— Problem details —
Below are some records. Write out the lines from the one containing "Convert this screenshot" to the last line, word for word, leaving out pictures.

Collected data entries:
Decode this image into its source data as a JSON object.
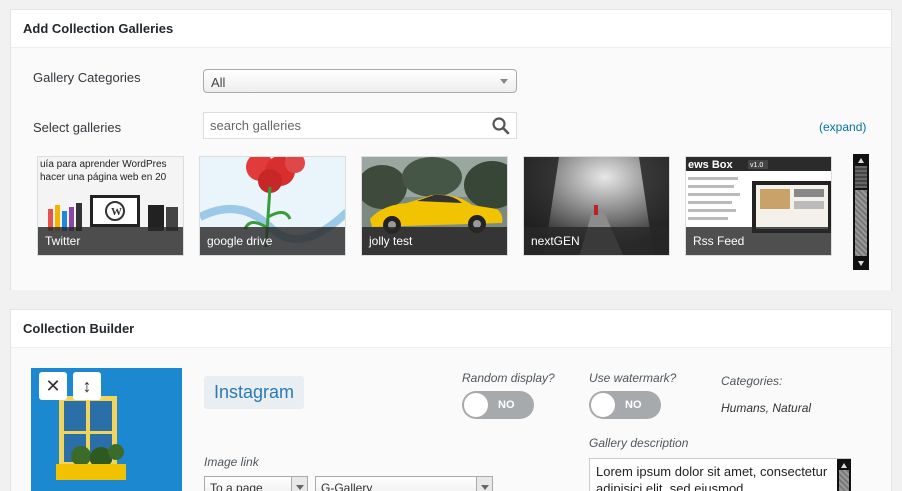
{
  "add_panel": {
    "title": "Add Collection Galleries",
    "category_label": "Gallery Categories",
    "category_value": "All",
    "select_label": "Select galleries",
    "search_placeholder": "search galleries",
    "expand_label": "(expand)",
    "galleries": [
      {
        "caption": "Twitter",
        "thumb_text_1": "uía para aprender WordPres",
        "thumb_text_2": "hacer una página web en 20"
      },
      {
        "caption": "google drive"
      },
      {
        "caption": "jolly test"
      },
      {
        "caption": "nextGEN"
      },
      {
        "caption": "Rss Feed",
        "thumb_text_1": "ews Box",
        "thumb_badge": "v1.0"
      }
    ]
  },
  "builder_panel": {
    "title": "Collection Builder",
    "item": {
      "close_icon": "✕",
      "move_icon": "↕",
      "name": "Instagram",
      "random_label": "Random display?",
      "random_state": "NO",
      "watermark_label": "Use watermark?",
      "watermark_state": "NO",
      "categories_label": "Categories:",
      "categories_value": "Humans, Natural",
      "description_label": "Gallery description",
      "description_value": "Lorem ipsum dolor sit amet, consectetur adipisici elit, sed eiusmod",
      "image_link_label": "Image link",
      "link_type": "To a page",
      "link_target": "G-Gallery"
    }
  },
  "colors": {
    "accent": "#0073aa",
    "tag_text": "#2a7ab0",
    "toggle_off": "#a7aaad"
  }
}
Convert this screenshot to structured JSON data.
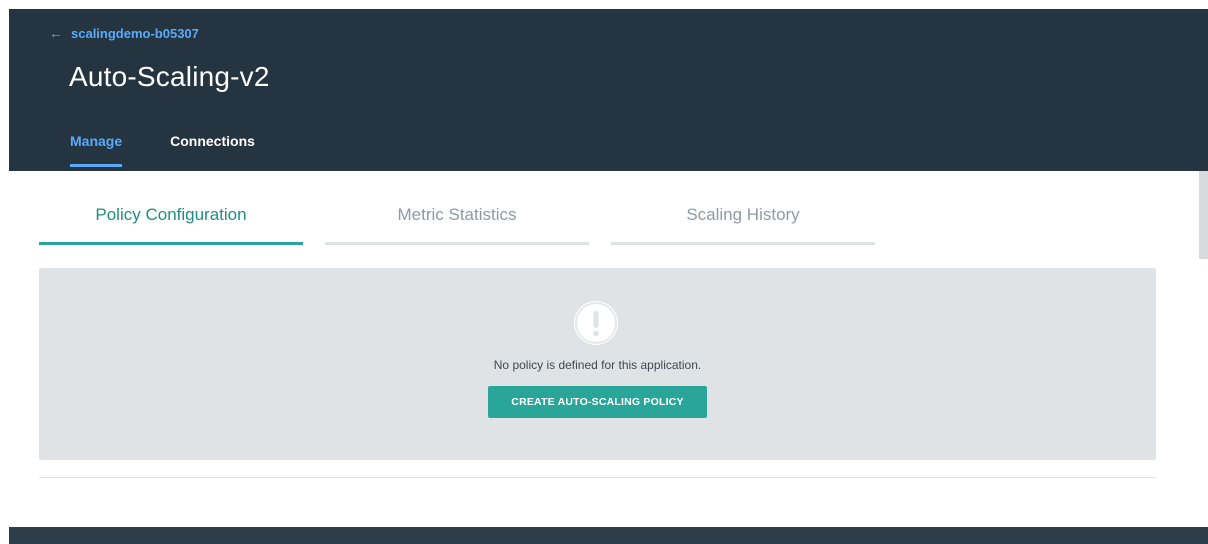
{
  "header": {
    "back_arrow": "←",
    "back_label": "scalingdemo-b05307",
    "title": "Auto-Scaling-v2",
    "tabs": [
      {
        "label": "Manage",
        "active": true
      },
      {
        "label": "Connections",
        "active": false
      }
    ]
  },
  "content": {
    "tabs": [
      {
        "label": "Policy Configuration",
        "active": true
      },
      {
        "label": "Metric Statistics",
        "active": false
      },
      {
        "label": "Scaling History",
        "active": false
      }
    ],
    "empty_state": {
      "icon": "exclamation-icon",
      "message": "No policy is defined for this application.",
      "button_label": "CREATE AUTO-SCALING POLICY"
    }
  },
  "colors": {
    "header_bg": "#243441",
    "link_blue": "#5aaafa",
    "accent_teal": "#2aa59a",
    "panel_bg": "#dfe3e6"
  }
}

— Exercise output —
Convert this screenshot to structured JSON data.
{
  "header": {
    "back_arrow": "←",
    "back_label": "scalingdemo-b05307",
    "title": "Auto-Scaling-v2",
    "tabs": [
      {
        "label": "Manage",
        "active": true
      },
      {
        "label": "Connections",
        "active": false
      }
    ]
  },
  "content": {
    "tabs": [
      {
        "label": "Policy Configuration",
        "active": true
      },
      {
        "label": "Metric Statistics",
        "active": false
      },
      {
        "label": "Scaling History",
        "active": false
      }
    ],
    "empty_state": {
      "icon": "exclamation-icon",
      "message": "No policy is defined for this application.",
      "button_label": "CREATE AUTO-SCALING POLICY"
    }
  },
  "colors": {
    "header_bg": "#243441",
    "link_blue": "#5aaafa",
    "accent_teal": "#2aa59a",
    "panel_bg": "#dfe3e6"
  }
}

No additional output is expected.